# Goal:
Set all the material down again unchanged, without the pictures.

* Start Data supplied *

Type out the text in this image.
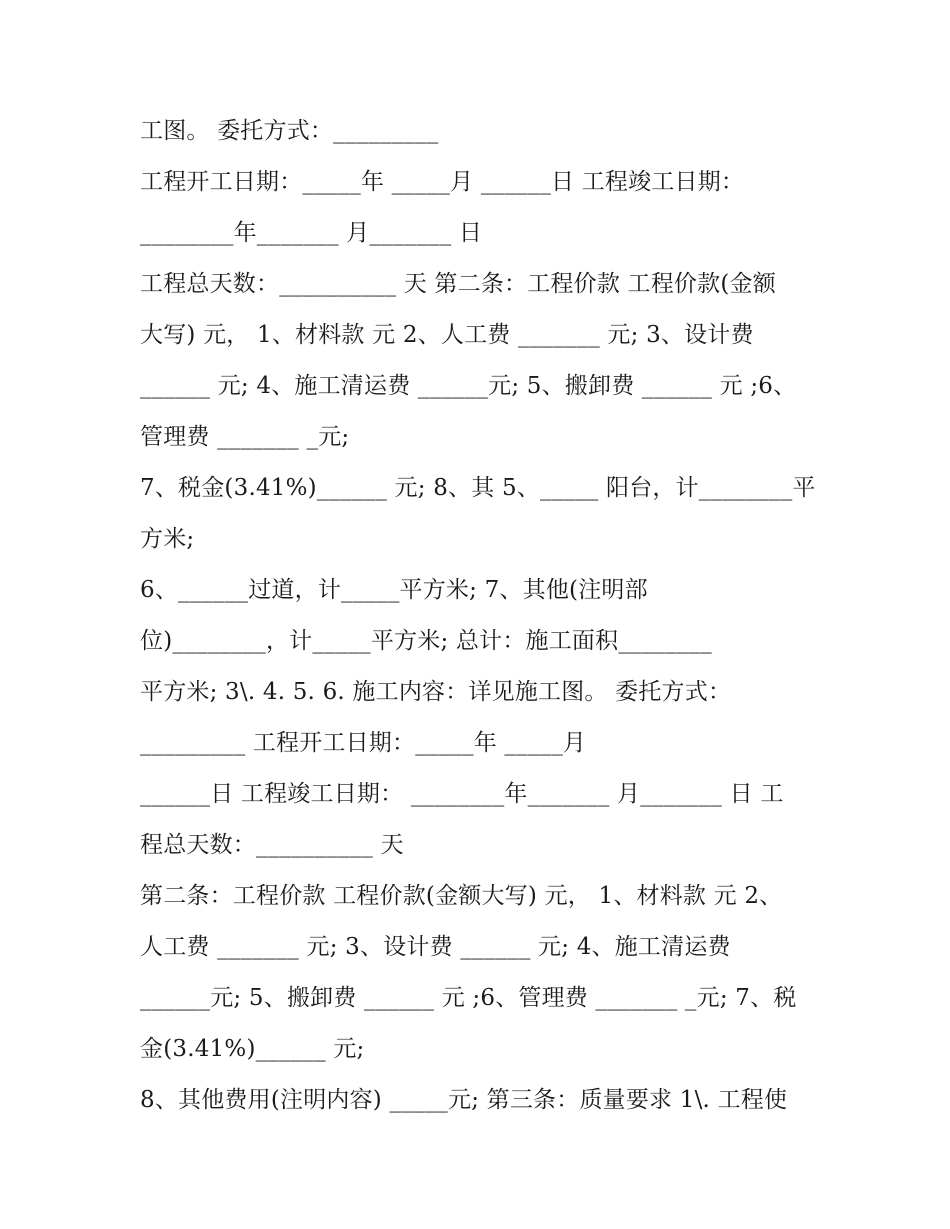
工图。 委托方式：_________
工程开工日期：_____年 _____月 ______日 工程竣工日期：
________年_______ 月_______ 日
工程总天数：__________ 天 第二条：工程价款 工程价款(金额
大写) 元， 1、材料款 元 2、人工费 _______ 元; 3、设计费
______ 元; 4、施工清运费 ______元; 5、搬卸费 ______ 元 ;6、
管理费 _______ _元;
7、税金(3.41%)______ 元; 8、其 5、_____ 阳台，计________平
方米;
6、______过道，计_____平方米; 7、其他(注明部
位)________，计_____平方米; 总计：施工面积________
平方米; 3\. 4. 5. 6. 施工内容：详见施工图。 委托方式：
_________ 工程开工日期：_____年 _____月
______日 工程竣工日期： ________年_______ 月_______ 日 工
程总天数：__________ 天
第二条：工程价款 工程价款(金额大写) 元， 1、材料款 元 2、
人工费 _______ 元; 3、设计费 ______ 元; 4、施工清运费
______元; 5、搬卸费 ______ 元 ;6、管理费 _______ _元; 7、税
金(3.41%)______ 元;
8、其他费用(注明内容) _____元; 第三条：质量要求 1\. 工程使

* End Data supplied *

# Final result:
Type out the text in this image.
工图。 委托方式：_________
工程开工日期：_____年 _____月 ______日 工程竣工日期：
________年_______ 月_______ 日
工程总天数：__________ 天 第二条：工程价款 工程价款(金额
大写) 元， 1、材料款 元 2、人工费 _______ 元; 3、设计费
______ 元; 4、施工清运费 ______元; 5、搬卸费 ______ 元 ;6、
管理费 _______ _元;
7、税金(3.41%)______ 元; 8、其 5、_____ 阳台，计________平
方米;
6、______过道，计_____平方米; 7、其他(注明部
位)________，计_____平方米; 总计：施工面积________
平方米; 3\. 4. 5. 6. 施工内容：详见施工图。 委托方式：
_________ 工程开工日期：_____年 _____月
______日 工程竣工日期： ________年_______ 月_______ 日 工
程总天数：__________ 天
第二条：工程价款 工程价款(金额大写) 元， 1、材料款 元 2、
人工费 _______ 元; 3、设计费 ______ 元; 4、施工清运费
______元; 5、搬卸费 ______ 元 ;6、管理费 _______ _元; 7、税
金(3.41%)______ 元;
8、其他费用(注明内容) _____元; 第三条：质量要求 1\. 工程使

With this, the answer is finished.